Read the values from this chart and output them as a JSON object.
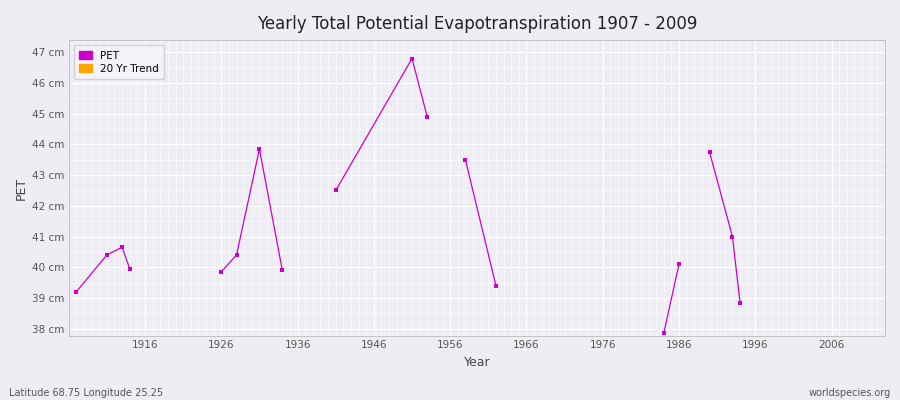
{
  "title": "Yearly Total Potential Evapotranspiration 1907 - 2009",
  "xlabel": "Year",
  "ylabel": "PET",
  "subtitle_lat_lon": "Latitude 68.75 Longitude 25.25",
  "watermark": "worldspecies.org",
  "xlim": [
    1906,
    2013
  ],
  "ylim": [
    37.75,
    47.4
  ],
  "xticks": [
    1916,
    1926,
    1936,
    1946,
    1956,
    1966,
    1976,
    1986,
    1996,
    2006
  ],
  "ytick_labels": [
    "38 cm",
    "39 cm",
    "40 cm",
    "41 cm",
    "42 cm",
    "43 cm",
    "44 cm",
    "45 cm",
    "46 cm",
    "47 cm"
  ],
  "ytick_values": [
    38,
    39,
    40,
    41,
    42,
    43,
    44,
    45,
    46,
    47
  ],
  "pet_color": "#CC00CC",
  "trend_color": "#FFA500",
  "bg_color": "#EEEDF4",
  "grid_major_color": "#FFFFFF",
  "grid_minor_color": "#FFFFFF",
  "pet_segments": [
    [
      [
        1907,
        39.2
      ],
      [
        1911,
        40.4
      ],
      [
        1913,
        40.65
      ],
      [
        1914,
        39.95
      ]
    ],
    [
      [
        1926,
        39.85
      ],
      [
        1928,
        40.4
      ],
      [
        1931,
        43.85
      ],
      [
        1934,
        39.9
      ]
    ],
    [
      [
        1941,
        42.5
      ],
      [
        1951,
        46.8
      ],
      [
        1953,
        44.9
      ]
    ],
    [
      [
        1958,
        43.5
      ],
      [
        1962,
        39.4
      ]
    ],
    [
      [
        1984,
        37.85
      ],
      [
        1986,
        40.1
      ]
    ],
    [
      [
        1990,
        43.75
      ],
      [
        1993,
        41.0
      ],
      [
        1994,
        38.85
      ]
    ]
  ],
  "pet_points": [
    [
      1907,
      39.2
    ],
    [
      1911,
      40.4
    ],
    [
      1913,
      40.65
    ],
    [
      1914,
      39.95
    ],
    [
      1926,
      39.85
    ],
    [
      1928,
      40.4
    ],
    [
      1931,
      43.85
    ],
    [
      1934,
      39.9
    ],
    [
      1941,
      42.5
    ],
    [
      1951,
      46.8
    ],
    [
      1953,
      44.9
    ],
    [
      1958,
      43.5
    ],
    [
      1962,
      39.4
    ],
    [
      1984,
      37.85
    ],
    [
      1986,
      40.1
    ],
    [
      1990,
      43.75
    ],
    [
      1993,
      41.0
    ],
    [
      1994,
      38.85
    ]
  ]
}
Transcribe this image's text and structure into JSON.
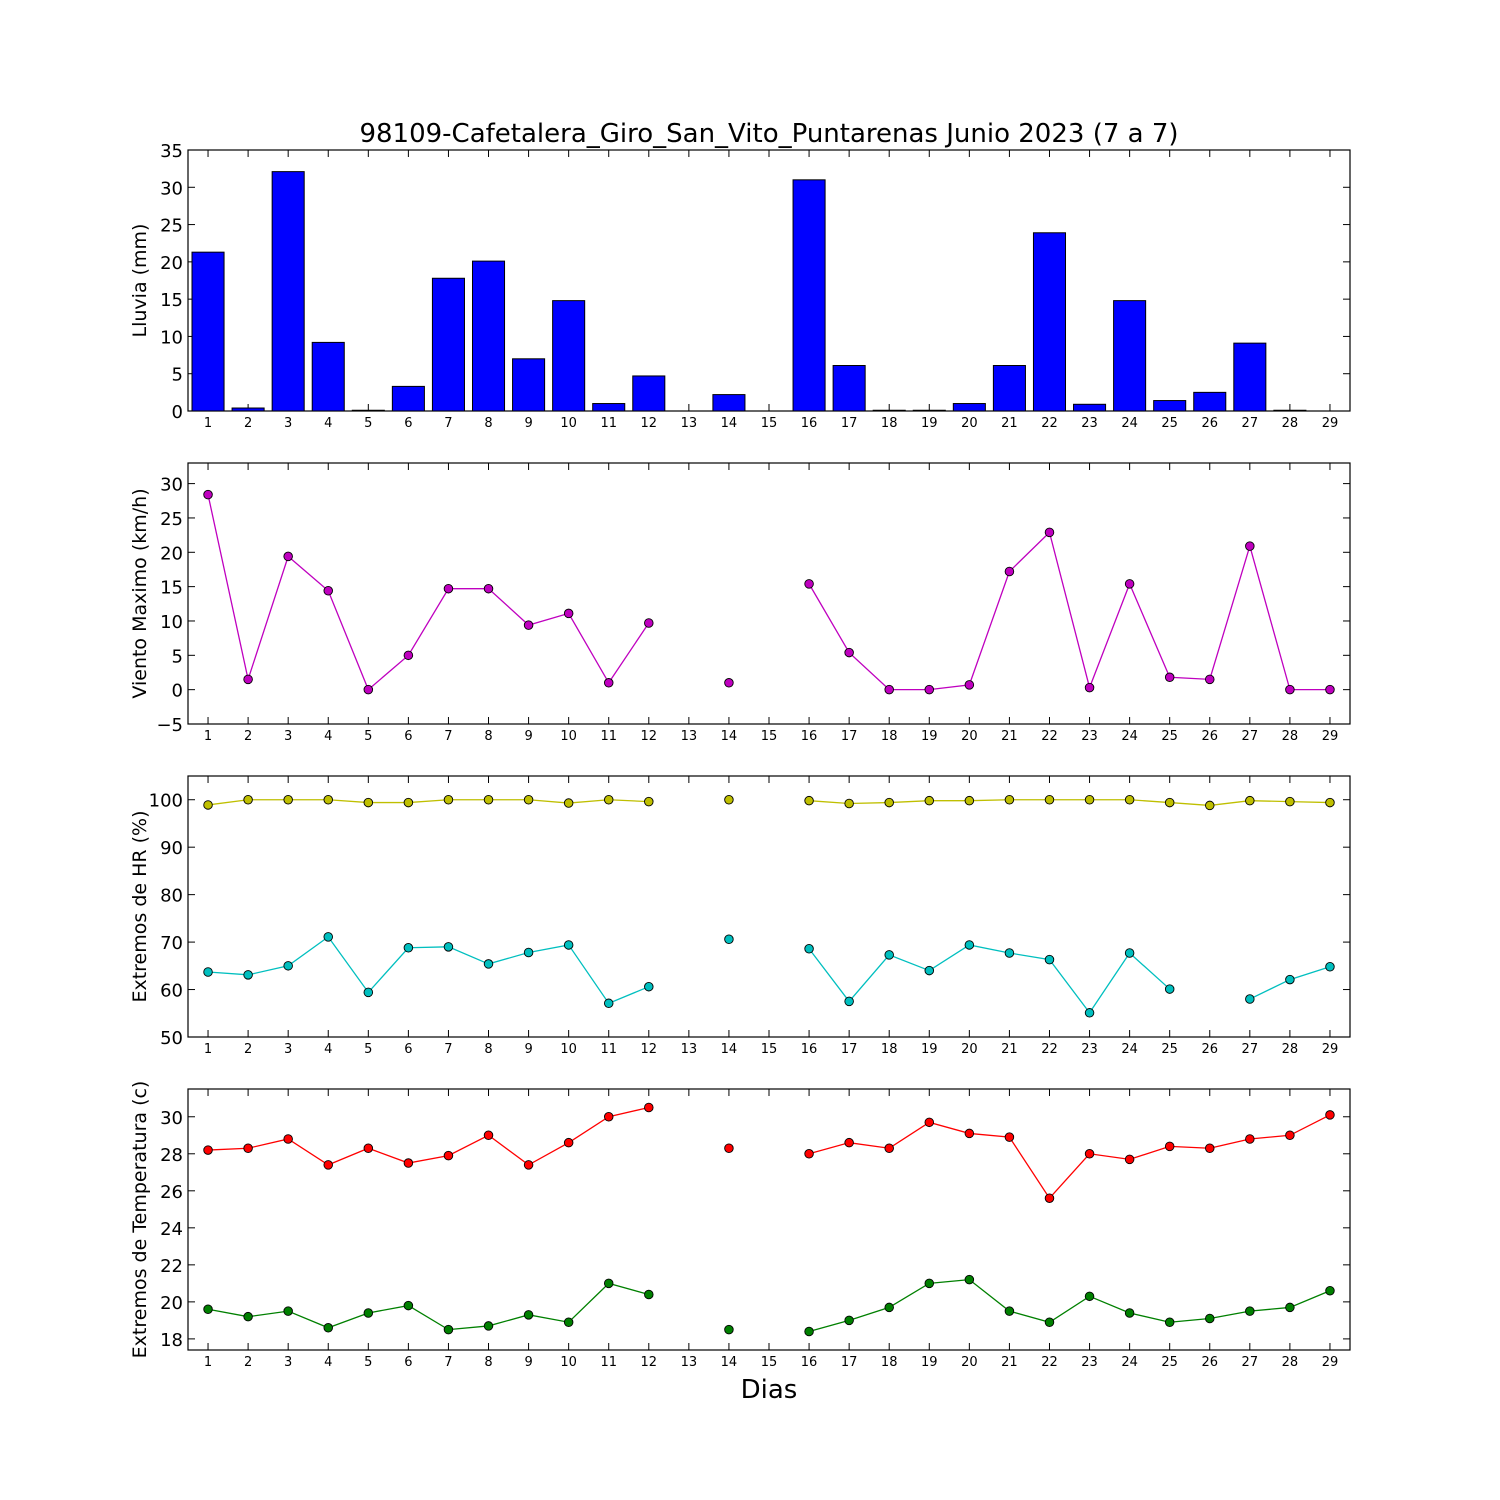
{
  "title": "98109-Cafetalera_Giro_San_Vito_Puntarenas Junio 2023  (7 a 7)",
  "x_label": "Dias",
  "days": [
    1,
    2,
    3,
    4,
    5,
    6,
    7,
    8,
    9,
    10,
    11,
    12,
    13,
    14,
    15,
    16,
    17,
    18,
    19,
    20,
    21,
    22,
    23,
    24,
    25,
    26,
    27,
    28,
    29
  ],
  "chart_data": [
    {
      "type": "bar",
      "ylabel": "Lluvia (mm)",
      "ylim": [
        0,
        35
      ],
      "yticks": [
        0,
        5,
        10,
        15,
        20,
        25,
        30,
        35
      ],
      "series": [
        {
          "color": "#0000ff",
          "values": [
            21.3,
            0.4,
            32.1,
            9.2,
            0.1,
            3.3,
            17.8,
            20.1,
            7.0,
            14.8,
            1.0,
            4.7,
            null,
            2.2,
            null,
            31.0,
            6.1,
            0.1,
            0.1,
            1.0,
            6.1,
            23.9,
            0.9,
            14.8,
            1.4,
            2.5,
            9.1,
            0.1,
            null
          ]
        }
      ]
    },
    {
      "type": "line",
      "ylabel": "Viento Maximo (km/h)",
      "ylim": [
        -5,
        33
      ],
      "yticks": [
        -5,
        0,
        5,
        10,
        15,
        20,
        25,
        30
      ],
      "series": [
        {
          "color": "#bf00bf",
          "values": [
            28.4,
            1.5,
            19.4,
            14.4,
            0.0,
            5.0,
            14.7,
            14.7,
            9.4,
            11.1,
            1.0,
            9.7,
            null,
            1.0,
            null,
            15.4,
            5.4,
            0.0,
            0.0,
            0.7,
            17.2,
            22.9,
            0.3,
            15.4,
            1.8,
            1.5,
            20.9,
            0.0,
            0.0
          ]
        }
      ]
    },
    {
      "type": "line",
      "ylabel": "Extremos de HR (%)",
      "ylim": [
        50,
        105
      ],
      "yticks": [
        50,
        60,
        70,
        80,
        90,
        100
      ],
      "series": [
        {
          "color": "#bfbf00",
          "values": [
            98.9,
            100.0,
            100.0,
            100.0,
            99.4,
            99.4,
            100.0,
            100.0,
            100.0,
            99.3,
            100.0,
            99.6,
            null,
            100.0,
            null,
            99.8,
            99.2,
            99.4,
            99.8,
            99.8,
            100.0,
            100.0,
            100.0,
            100.0,
            99.4,
            98.8,
            99.8,
            99.6,
            99.4
          ]
        },
        {
          "color": "#00bfbf",
          "values": [
            63.7,
            63.1,
            65.0,
            71.1,
            59.4,
            68.8,
            69.0,
            65.4,
            67.8,
            69.4,
            57.1,
            60.6,
            null,
            70.6,
            null,
            68.6,
            57.5,
            67.3,
            64.0,
            69.4,
            67.7,
            66.3,
            55.1,
            67.7,
            60.1,
            null,
            58.0,
            62.1,
            64.8
          ]
        }
      ]
    },
    {
      "type": "line",
      "ylabel": "Extremos de Temperatura (c)",
      "ylim": [
        17.4,
        31.5
      ],
      "yticks": [
        18,
        20,
        22,
        24,
        26,
        28,
        30
      ],
      "series": [
        {
          "color": "#ff0000",
          "values": [
            28.2,
            28.3,
            28.8,
            27.4,
            28.3,
            27.5,
            27.9,
            29.0,
            27.4,
            28.6,
            30.0,
            30.5,
            null,
            28.3,
            null,
            28.0,
            28.6,
            28.3,
            29.7,
            29.1,
            28.9,
            25.6,
            28.0,
            27.7,
            28.4,
            28.3,
            28.8,
            29.0,
            30.1
          ]
        },
        {
          "color": "#008000",
          "values": [
            19.6,
            19.2,
            19.5,
            18.6,
            19.4,
            19.8,
            18.5,
            18.7,
            19.3,
            18.9,
            21.0,
            20.4,
            null,
            18.5,
            null,
            18.4,
            19.0,
            19.7,
            21.0,
            21.2,
            19.5,
            18.9,
            20.3,
            19.4,
            18.9,
            19.1,
            19.5,
            19.7,
            20.6
          ]
        }
      ]
    }
  ]
}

◇ ◇ ◇ ◇ ◇

Extract all lines from the data in which "JSON" is found.

Read the values from this chart and output them as a JSON object.
Transcribe this image's text and structure into JSON.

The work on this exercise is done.